> _Aim_
Every line below that holds the string "this" should be copied out.

> _Given records_

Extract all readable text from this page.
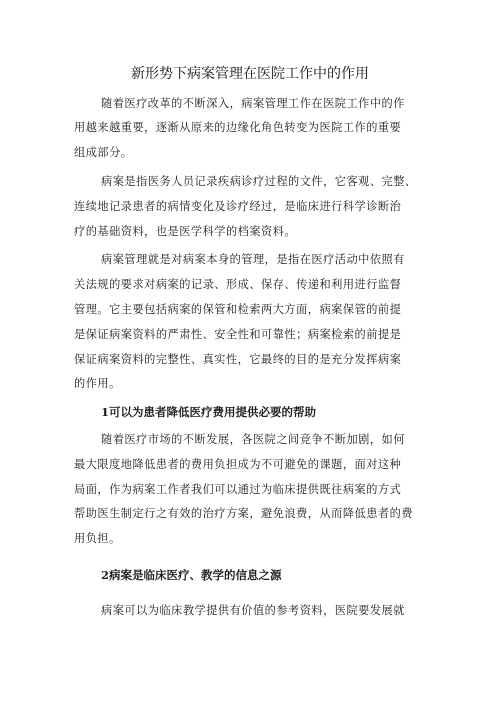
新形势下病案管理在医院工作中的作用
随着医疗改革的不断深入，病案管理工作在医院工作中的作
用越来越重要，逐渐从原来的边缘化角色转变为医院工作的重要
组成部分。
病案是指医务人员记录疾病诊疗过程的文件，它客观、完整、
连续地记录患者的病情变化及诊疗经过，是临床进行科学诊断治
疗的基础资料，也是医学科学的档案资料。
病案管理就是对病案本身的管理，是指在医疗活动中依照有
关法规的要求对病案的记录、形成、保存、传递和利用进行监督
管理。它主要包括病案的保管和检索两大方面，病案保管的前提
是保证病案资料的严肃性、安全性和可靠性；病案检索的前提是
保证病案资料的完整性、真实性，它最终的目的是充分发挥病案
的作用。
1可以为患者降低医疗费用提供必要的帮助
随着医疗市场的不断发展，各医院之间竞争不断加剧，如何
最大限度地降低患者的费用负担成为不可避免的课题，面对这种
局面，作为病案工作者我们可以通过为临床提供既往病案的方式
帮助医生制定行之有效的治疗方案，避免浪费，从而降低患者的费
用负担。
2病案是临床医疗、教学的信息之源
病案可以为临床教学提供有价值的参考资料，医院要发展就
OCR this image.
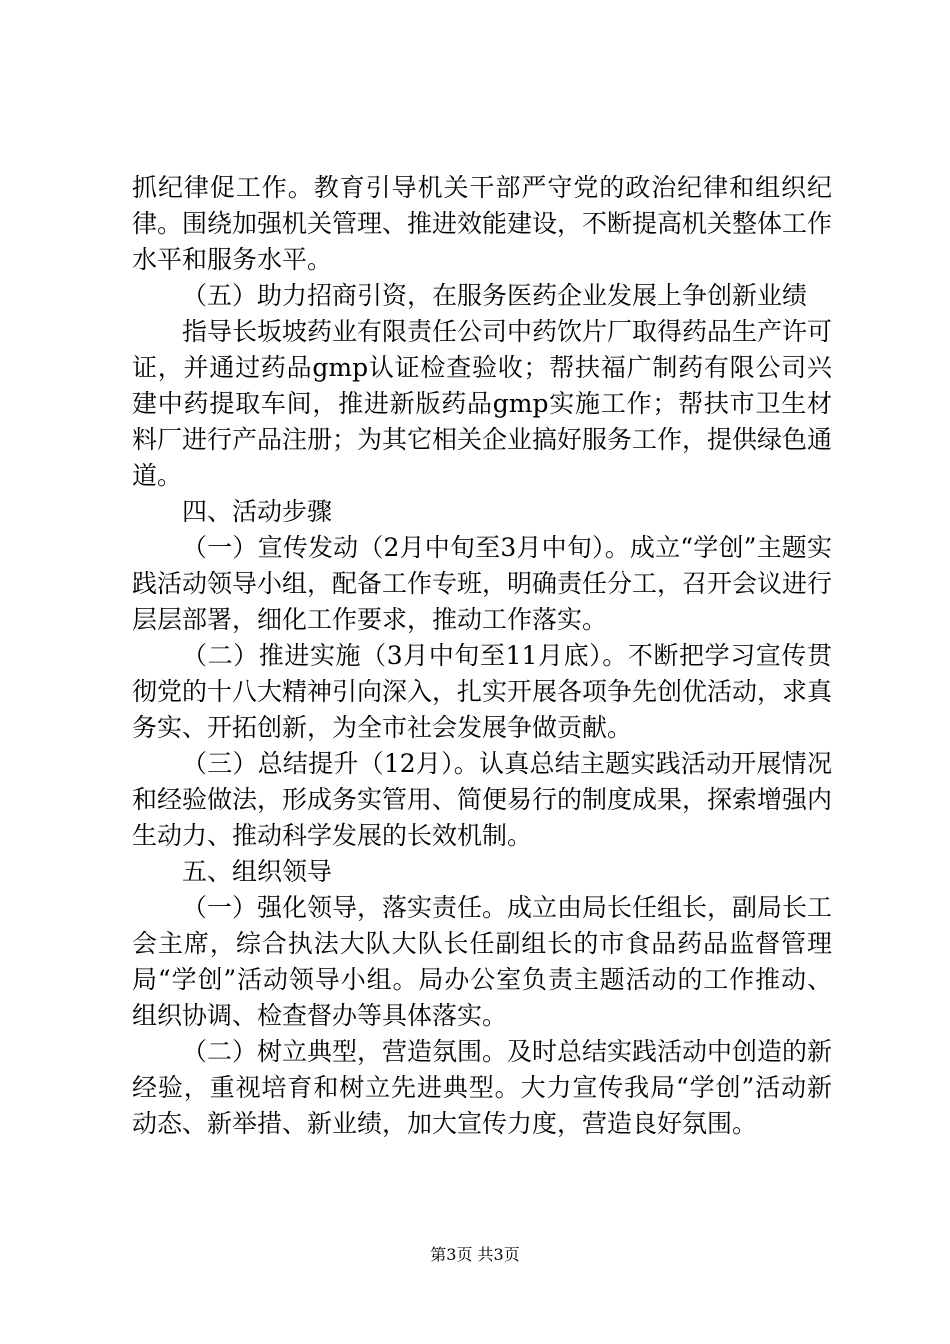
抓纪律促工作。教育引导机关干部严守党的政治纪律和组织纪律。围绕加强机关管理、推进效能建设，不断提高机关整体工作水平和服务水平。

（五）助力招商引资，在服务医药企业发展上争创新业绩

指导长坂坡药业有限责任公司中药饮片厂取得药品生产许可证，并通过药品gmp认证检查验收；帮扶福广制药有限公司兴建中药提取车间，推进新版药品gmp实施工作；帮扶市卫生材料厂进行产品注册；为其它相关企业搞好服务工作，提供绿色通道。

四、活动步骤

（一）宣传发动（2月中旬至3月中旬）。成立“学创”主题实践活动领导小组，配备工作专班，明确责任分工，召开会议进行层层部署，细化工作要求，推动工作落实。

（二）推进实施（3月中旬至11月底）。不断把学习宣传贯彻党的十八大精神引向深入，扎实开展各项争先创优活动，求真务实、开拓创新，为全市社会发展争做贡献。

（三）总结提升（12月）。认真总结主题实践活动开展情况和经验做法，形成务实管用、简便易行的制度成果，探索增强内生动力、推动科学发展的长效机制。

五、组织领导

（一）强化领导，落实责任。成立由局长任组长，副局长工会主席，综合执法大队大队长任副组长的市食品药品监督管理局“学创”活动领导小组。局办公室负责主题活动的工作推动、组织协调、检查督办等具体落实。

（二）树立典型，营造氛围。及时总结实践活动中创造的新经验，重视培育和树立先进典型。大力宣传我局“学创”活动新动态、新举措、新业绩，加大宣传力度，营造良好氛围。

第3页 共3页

> _Worked solution_
Extract all readable text from this page.
OCR this image.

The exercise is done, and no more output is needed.